_Consegna A_
Restituisci senza modifiche il passo della recensione del libro su Palabanda che comincia con le parole "(articolo pubblicato su" e si chiude dopo "perché è importante.".
_Consegna B_
Riprendi la recensione del libro su Palabanda e continuala a partire dalla sua ultima frase.

_Testo estratto_
^^^^^^^^^^^^^^^^

Palabanda. La rivolta del 1812 – Recensione di Fernando Codonesu

(articolo pubblicato su DemocraziaOggi)

Il libro di Andrea Pubusa, appena pubblicato da Arkadia editore e già presente in libreria, permette di conoscere meglio i fatti di Palabanda del 1812, l’anno fatidico ricordato a tutte le latitudini della Sardegna come “su famini de s’annu doxi” e, allo stesso tempo, tratteggia con grande efficacia un ritratto dei protagonisti di quegli accadimenti descrivendone, nel contempo, lo sfondo storico in cui si sono verificati.

I fatti, gli accadimenti, i personaggi, il clima politico e storico del tempo, sono questi gli elementi del campo di indagine in cui si misura Andrea Pubusa, oggi nella veste di scrittore, e non certo nella veste di storico come precisa più volte nel corso del libro, che mira alla sostanza delle cose.

Ora, cosa dice il saggio e perché è importante.

^^^^^^^^^^^^^^^^

_Estratti di dati_
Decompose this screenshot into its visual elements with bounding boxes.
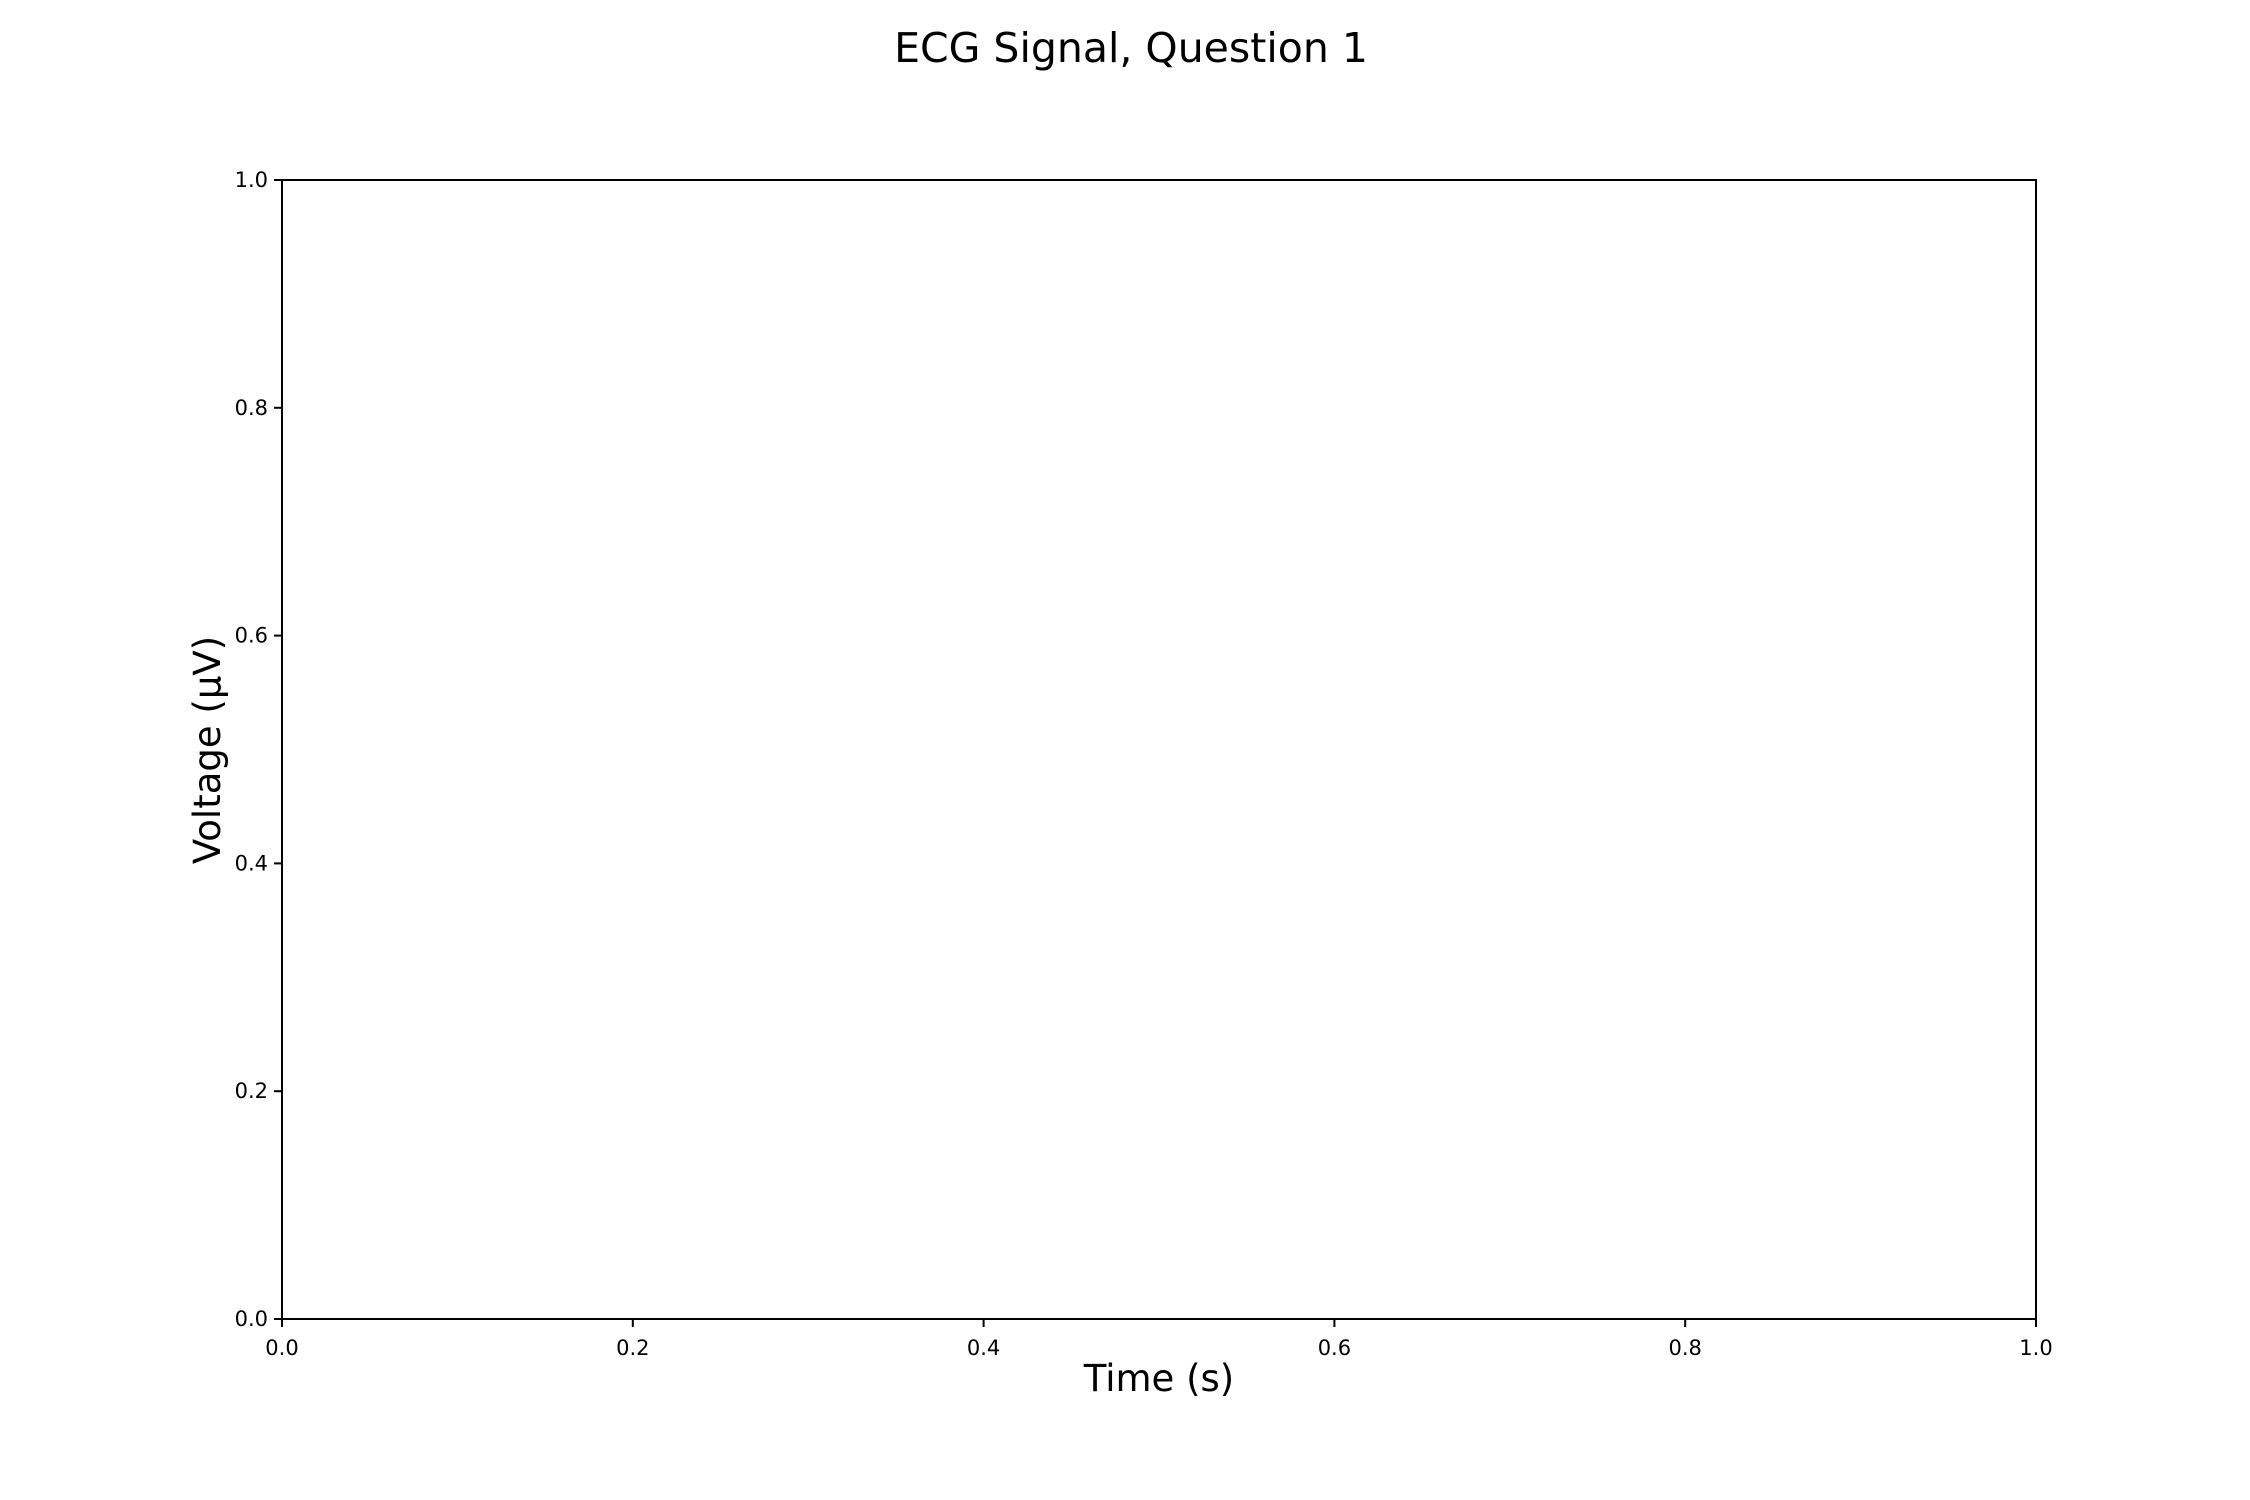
y-tick-label: 0.0: [235, 1307, 268, 1331]
x-axis-label: Time (s): [1083, 1357, 1234, 1400]
y-tick-label: 0.4: [235, 851, 268, 875]
x-tick-label: 1.0: [2019, 1336, 2052, 1360]
x-tick-label: 0.8: [1668, 1336, 1701, 1360]
x-tick-label: 0.4: [967, 1336, 1000, 1360]
y-tick-label: 1.0: [235, 168, 268, 192]
y-tick-label: 0.8: [235, 396, 268, 420]
x-tick-label: 0.0: [265, 1336, 298, 1360]
y-tick-label: 0.6: [235, 624, 268, 648]
y-tick-label: 0.2: [235, 1079, 268, 1103]
y-axis-ticks: 0.0 0.2 0.4 0.6 0.8 1.0: [235, 168, 282, 1331]
plot-area: [282, 180, 2036, 1319]
x-tick-label: 0.6: [1318, 1336, 1351, 1360]
chart-title: ECG Signal, Question 1: [894, 24, 1368, 72]
x-tick-label: 0.2: [616, 1336, 649, 1360]
axes-frame: [281, 179, 2037, 1320]
x-axis-ticks: 0.0 0.2 0.4 0.6 0.8 1.0: [265, 1319, 2053, 1360]
y-axis-label: Voltage (µV): [186, 636, 229, 864]
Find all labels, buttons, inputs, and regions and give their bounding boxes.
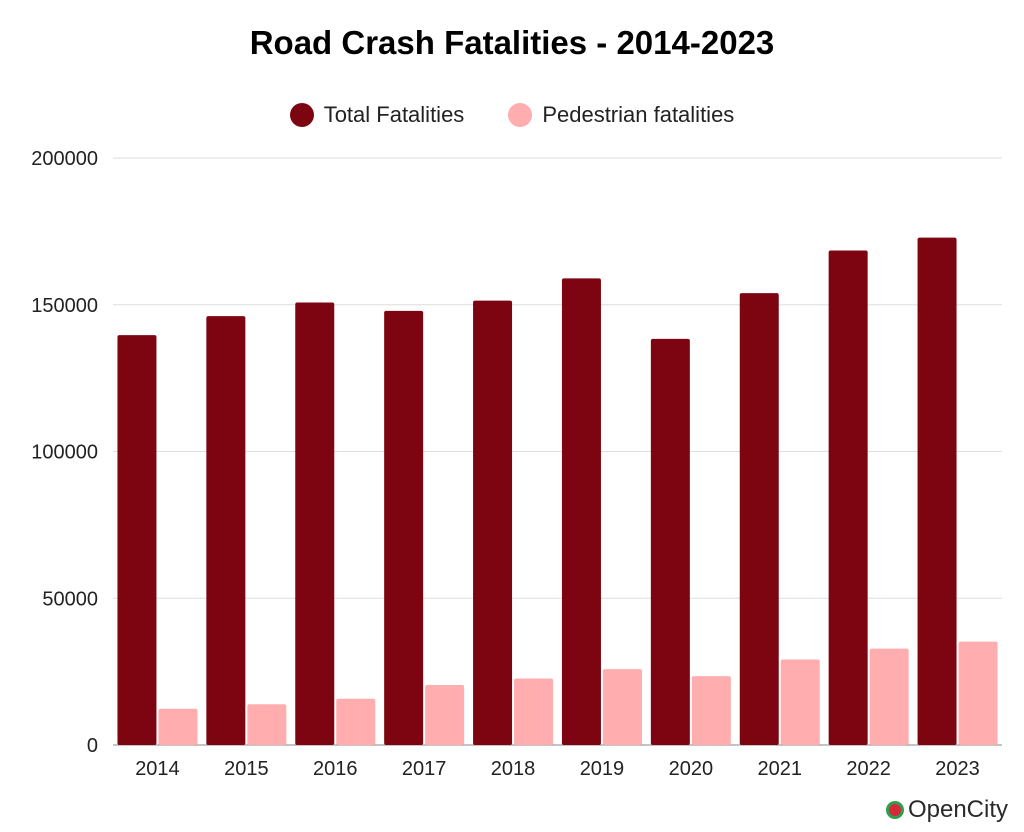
legend: Total Fatalities Pedestrian fatalities bbox=[0, 102, 1024, 128]
legend-item-total: Total Fatalities bbox=[289, 102, 465, 128]
bar-total-fatalities bbox=[561, 278, 601, 745]
bar-total-fatalities bbox=[828, 250, 868, 745]
x-tick-label: 2018 bbox=[491, 758, 536, 780]
y-tick-label: 0 bbox=[87, 735, 98, 757]
bar-total-fatalities bbox=[384, 310, 424, 745]
x-tick-label: 2014 bbox=[135, 758, 180, 780]
bar-pedestrian-fatalities bbox=[869, 648, 909, 745]
y-tick-label: 100000 bbox=[31, 442, 98, 464]
x-tick-label: 2016 bbox=[313, 758, 358, 780]
bar-total-fatalities bbox=[917, 237, 957, 745]
x-tick-label: 2015 bbox=[224, 758, 269, 780]
bar-pedestrian-fatalities bbox=[336, 698, 376, 745]
x-tick-label: 2020 bbox=[669, 758, 714, 780]
legend-label-total: Total Fatalities bbox=[323, 102, 465, 127]
bar-pedestrian-fatalities bbox=[158, 708, 198, 745]
brand: OpenCity bbox=[885, 796, 1008, 824]
bar-total-fatalities bbox=[206, 316, 246, 745]
chart-title: Road Crash Fatalities - 2014-2023 bbox=[249, 24, 775, 61]
bar-pedestrian-fatalities bbox=[780, 659, 820, 745]
legend-item-pedestrian: Pedestrian fatalities bbox=[508, 102, 734, 128]
bar-pedestrian-fatalities bbox=[691, 676, 731, 745]
bar-pedestrian-fatalities bbox=[425, 684, 465, 745]
x-tick-label: 2021 bbox=[758, 758, 803, 780]
x-tick-label: 2017 bbox=[402, 758, 447, 780]
opencity-logo-icon bbox=[885, 801, 904, 819]
legend-swatch-total bbox=[289, 103, 314, 127]
bar-total-fatalities bbox=[650, 338, 690, 745]
x-tick-label: 2022 bbox=[846, 758, 891, 780]
brand-text: OpenCity bbox=[907, 796, 1008, 823]
bar-total-fatalities bbox=[473, 300, 513, 745]
y-tick-label: 200000 bbox=[31, 148, 98, 170]
bar-pedestrian-fatalities bbox=[247, 704, 287, 745]
bar-pedestrian-fatalities bbox=[958, 641, 998, 745]
bar-total-fatalities bbox=[739, 293, 779, 745]
bar-pedestrian-fatalities bbox=[514, 678, 554, 745]
bar-pedestrian-fatalities bbox=[602, 669, 642, 745]
y-tick-label: 50000 bbox=[42, 588, 98, 610]
x-tick-label: 2023 bbox=[935, 758, 980, 780]
y-tick-label: 150000 bbox=[31, 295, 98, 317]
x-tick-label: 2019 bbox=[580, 758, 625, 780]
bar-total-fatalities bbox=[295, 302, 335, 745]
legend-swatch-pedestrian bbox=[508, 103, 533, 127]
bar-total-fatalities bbox=[117, 335, 157, 745]
legend-label-pedestrian: Pedestrian fatalities bbox=[542, 102, 735, 127]
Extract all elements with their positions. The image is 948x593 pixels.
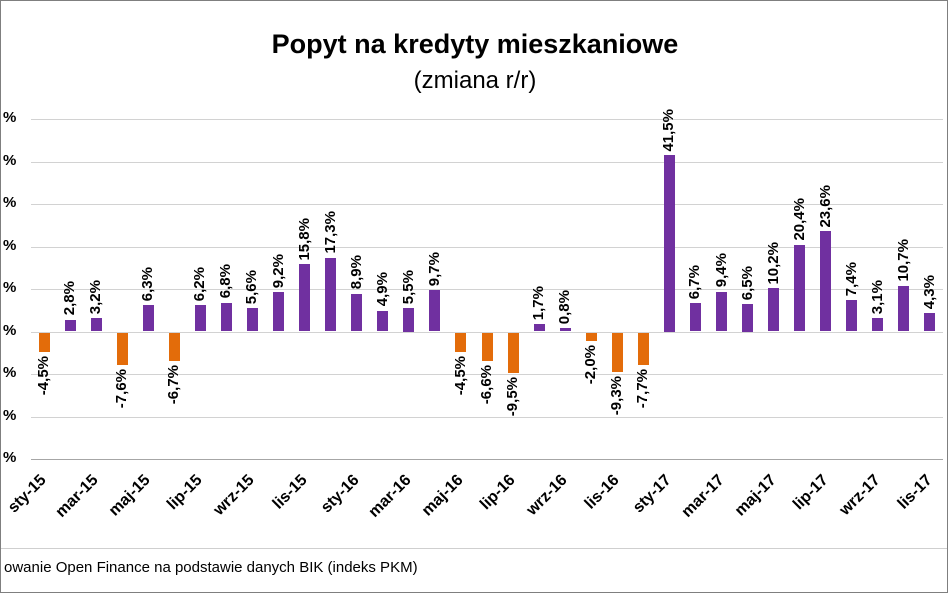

^^^^^^^^^^^^^^^^

_Risposta scritta A_
(articolo pubblicato su DemocraziaOggi)

Il libro di Andrea Pubusa, appena pubblicato da Arkadia editore e già presente in libreria, permette di conoscere meglio i fatti di Palabanda del 1812, l’anno fatidico ricordato a tutte le latitudini della Sardegna come “su famini de s’annu doxi” e, allo stesso tempo, tratteggia con grande efficacia un ritratto dei protagonisti di quegli accadimenti descrivendone, nel contempo, lo sfondo storico in cui si sono verificati.

I fatti, gli accadimenti, i personaggi, il clima politico e storico del tempo, sono questi gli elementi del campo di indagine in cui si misura Andrea Pubusa, oggi nella veste di scrittore, e non certo nella veste di storico come precisa più volte nel corso del libro, che mira alla sostanza delle cose.

Ora, cosa dice il saggio e perché è importante.

_Risposta scritta B_
Pubusa analizza, spiega e commenta i fatti nel loro svolgimento e allo stesso tempo indaga i personaggi, per certi aspetti non limitandosi all’esteriorità conosciuta come lavoro o professione ma cercando di delinearne, ancorché ipoteticamente, il modo di pensare, di ragionare e di agire nel contesto dei fatti d’Europa e sardi della fine del settecento, dalla rivoluzione francese agli anni dell’impero napoleonico, passando per lo scommiato dei piemontesi, il risveglio dei sardi con i moti guidati da Giovanni Maria Angioy e, infine, i fatti di Palabanda.
Un piccolo grande saggio che si legge come un romanzo. Una scrittura snella, veloce, con un lessico preciso, direi da avvocato colto e profondo, con una caratterizzazione prevalentemente assertiva e capace di andare diritta agli aspetti salienti della vicenda e non rinunciando a importanti note e riferimenti bibliografici utili ad arricchire il testo.
Testo che in alcune parti riporta importanti citazioni delle fonti letterarie e storiografiche che caratterizzano quel periodo, evidenziate anche graficamente con un diverso carattere tipografico che facilita ancora di più la lettura e la scorrevolezza del testo.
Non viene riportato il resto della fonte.